* **What is expected**: State the number of lines below in which the word "triangle" appears. Nothing else belongs in the answer.

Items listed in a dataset
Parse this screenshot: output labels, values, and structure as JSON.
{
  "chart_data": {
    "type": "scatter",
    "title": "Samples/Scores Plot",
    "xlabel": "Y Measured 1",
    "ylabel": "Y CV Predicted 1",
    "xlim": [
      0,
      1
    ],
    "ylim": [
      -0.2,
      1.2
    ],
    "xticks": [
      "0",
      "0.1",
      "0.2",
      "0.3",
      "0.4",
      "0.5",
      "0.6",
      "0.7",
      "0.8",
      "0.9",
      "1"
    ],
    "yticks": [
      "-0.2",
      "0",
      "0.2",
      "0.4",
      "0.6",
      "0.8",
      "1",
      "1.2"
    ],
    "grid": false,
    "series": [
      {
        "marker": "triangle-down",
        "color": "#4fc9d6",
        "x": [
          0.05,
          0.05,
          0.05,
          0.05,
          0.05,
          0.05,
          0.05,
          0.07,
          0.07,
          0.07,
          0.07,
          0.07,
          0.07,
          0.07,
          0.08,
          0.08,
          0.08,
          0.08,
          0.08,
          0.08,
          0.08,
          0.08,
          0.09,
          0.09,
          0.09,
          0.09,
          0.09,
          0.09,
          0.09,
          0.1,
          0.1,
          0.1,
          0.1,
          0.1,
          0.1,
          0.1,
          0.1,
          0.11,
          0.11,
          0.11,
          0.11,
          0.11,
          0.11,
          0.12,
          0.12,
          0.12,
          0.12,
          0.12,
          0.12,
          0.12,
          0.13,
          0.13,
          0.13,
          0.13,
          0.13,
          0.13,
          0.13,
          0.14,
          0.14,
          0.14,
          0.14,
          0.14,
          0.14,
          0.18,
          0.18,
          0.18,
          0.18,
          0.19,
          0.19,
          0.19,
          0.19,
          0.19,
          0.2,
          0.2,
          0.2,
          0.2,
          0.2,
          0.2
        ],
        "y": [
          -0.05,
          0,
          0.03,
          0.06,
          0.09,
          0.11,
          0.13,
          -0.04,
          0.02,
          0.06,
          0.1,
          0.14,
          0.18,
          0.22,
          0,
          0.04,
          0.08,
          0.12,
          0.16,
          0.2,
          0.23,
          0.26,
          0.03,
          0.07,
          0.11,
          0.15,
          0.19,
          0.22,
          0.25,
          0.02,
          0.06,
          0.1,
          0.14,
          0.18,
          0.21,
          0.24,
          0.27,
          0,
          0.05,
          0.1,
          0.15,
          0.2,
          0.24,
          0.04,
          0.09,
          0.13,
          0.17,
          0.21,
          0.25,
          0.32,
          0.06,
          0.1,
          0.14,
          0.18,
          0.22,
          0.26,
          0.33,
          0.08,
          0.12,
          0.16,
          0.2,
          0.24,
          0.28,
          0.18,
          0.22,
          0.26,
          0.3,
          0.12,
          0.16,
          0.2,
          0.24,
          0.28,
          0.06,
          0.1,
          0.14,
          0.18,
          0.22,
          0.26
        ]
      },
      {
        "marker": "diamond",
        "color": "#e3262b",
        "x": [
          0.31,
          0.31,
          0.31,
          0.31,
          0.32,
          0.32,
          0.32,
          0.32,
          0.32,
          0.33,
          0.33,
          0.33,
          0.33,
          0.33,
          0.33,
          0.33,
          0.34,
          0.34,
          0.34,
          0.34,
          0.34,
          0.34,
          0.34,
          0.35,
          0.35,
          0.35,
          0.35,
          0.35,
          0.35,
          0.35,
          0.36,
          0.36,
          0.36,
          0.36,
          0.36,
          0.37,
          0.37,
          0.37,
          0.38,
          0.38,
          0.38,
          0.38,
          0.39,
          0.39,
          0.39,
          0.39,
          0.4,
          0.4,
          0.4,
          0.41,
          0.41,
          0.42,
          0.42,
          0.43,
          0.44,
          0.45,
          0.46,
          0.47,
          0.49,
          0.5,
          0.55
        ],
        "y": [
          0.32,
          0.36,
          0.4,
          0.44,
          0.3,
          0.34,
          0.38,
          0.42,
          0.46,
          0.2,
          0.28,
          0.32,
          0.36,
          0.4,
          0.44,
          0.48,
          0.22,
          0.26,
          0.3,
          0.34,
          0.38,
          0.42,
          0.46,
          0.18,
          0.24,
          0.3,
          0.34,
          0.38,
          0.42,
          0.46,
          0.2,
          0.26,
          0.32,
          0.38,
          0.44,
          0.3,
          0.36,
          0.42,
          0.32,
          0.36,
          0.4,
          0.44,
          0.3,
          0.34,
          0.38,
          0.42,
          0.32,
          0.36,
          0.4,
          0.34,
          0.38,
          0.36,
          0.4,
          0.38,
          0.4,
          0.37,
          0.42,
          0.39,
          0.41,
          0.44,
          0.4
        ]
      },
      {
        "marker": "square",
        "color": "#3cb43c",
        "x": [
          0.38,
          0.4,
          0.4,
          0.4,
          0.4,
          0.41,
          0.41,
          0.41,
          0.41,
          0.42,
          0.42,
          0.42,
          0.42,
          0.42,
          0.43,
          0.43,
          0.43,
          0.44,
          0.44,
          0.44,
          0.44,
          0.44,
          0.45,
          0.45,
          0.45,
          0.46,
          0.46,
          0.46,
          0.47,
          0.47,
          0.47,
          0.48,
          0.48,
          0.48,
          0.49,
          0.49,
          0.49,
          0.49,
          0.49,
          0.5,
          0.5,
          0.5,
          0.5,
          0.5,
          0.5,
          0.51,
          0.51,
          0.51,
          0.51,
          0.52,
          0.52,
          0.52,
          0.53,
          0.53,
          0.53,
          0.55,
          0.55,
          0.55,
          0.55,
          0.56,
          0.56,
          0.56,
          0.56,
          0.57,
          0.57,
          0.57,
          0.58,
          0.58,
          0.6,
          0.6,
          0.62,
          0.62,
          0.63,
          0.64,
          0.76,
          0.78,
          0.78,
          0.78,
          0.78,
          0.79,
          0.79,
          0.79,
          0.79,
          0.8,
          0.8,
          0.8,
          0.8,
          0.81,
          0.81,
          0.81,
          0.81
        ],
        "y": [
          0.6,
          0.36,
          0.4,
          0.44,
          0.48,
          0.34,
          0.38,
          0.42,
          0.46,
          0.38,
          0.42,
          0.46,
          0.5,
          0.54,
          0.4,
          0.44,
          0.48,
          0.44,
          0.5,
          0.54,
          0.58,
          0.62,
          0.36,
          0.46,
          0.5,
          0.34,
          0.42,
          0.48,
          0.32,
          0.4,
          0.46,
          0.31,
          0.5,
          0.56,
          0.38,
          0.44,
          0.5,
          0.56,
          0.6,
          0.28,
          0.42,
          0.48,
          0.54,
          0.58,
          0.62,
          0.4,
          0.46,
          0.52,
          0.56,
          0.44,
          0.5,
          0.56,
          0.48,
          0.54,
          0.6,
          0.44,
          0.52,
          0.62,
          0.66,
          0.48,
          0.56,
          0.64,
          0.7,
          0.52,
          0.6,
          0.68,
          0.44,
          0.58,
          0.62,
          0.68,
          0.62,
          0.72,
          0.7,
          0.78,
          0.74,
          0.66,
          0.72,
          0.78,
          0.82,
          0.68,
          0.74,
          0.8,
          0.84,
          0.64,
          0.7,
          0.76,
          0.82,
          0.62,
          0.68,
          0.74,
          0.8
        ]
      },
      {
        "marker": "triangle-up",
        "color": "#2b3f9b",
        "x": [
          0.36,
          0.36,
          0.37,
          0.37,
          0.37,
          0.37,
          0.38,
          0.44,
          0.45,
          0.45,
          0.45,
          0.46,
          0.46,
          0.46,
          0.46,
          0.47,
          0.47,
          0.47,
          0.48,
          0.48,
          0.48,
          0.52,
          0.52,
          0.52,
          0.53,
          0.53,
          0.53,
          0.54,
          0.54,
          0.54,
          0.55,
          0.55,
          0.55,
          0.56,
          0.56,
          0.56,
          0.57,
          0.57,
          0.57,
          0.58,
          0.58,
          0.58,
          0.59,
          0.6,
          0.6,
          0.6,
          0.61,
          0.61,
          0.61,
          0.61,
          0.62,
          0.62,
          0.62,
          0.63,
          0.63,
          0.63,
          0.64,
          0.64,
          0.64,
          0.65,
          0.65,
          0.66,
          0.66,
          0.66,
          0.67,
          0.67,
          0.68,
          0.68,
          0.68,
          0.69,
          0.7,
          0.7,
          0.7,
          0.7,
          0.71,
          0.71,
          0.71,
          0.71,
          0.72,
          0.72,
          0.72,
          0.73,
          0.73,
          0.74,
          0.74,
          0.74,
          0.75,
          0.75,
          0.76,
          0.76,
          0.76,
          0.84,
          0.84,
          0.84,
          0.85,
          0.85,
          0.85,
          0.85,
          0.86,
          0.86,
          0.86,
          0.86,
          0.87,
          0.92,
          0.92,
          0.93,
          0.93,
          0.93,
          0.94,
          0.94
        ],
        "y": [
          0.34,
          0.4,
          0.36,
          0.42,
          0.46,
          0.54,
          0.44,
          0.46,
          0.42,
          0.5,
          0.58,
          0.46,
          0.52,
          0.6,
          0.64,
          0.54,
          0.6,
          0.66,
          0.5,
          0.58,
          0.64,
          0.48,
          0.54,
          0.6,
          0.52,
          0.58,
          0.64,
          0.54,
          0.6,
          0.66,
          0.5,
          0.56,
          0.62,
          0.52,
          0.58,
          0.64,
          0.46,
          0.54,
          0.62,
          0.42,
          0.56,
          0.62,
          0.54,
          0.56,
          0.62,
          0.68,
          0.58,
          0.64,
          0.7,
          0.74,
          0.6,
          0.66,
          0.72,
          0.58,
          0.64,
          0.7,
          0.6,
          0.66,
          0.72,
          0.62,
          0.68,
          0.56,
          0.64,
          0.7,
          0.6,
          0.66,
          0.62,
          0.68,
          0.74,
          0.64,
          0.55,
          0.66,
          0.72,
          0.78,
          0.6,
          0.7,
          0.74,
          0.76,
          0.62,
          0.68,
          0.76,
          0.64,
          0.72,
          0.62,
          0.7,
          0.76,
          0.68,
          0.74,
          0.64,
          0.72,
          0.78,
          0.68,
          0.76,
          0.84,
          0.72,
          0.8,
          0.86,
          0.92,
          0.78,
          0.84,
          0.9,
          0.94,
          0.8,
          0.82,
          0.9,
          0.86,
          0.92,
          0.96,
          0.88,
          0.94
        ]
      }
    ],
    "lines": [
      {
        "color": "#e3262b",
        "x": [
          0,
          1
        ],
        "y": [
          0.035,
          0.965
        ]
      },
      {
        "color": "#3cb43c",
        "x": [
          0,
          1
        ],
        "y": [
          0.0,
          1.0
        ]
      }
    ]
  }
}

* **Task output**: 2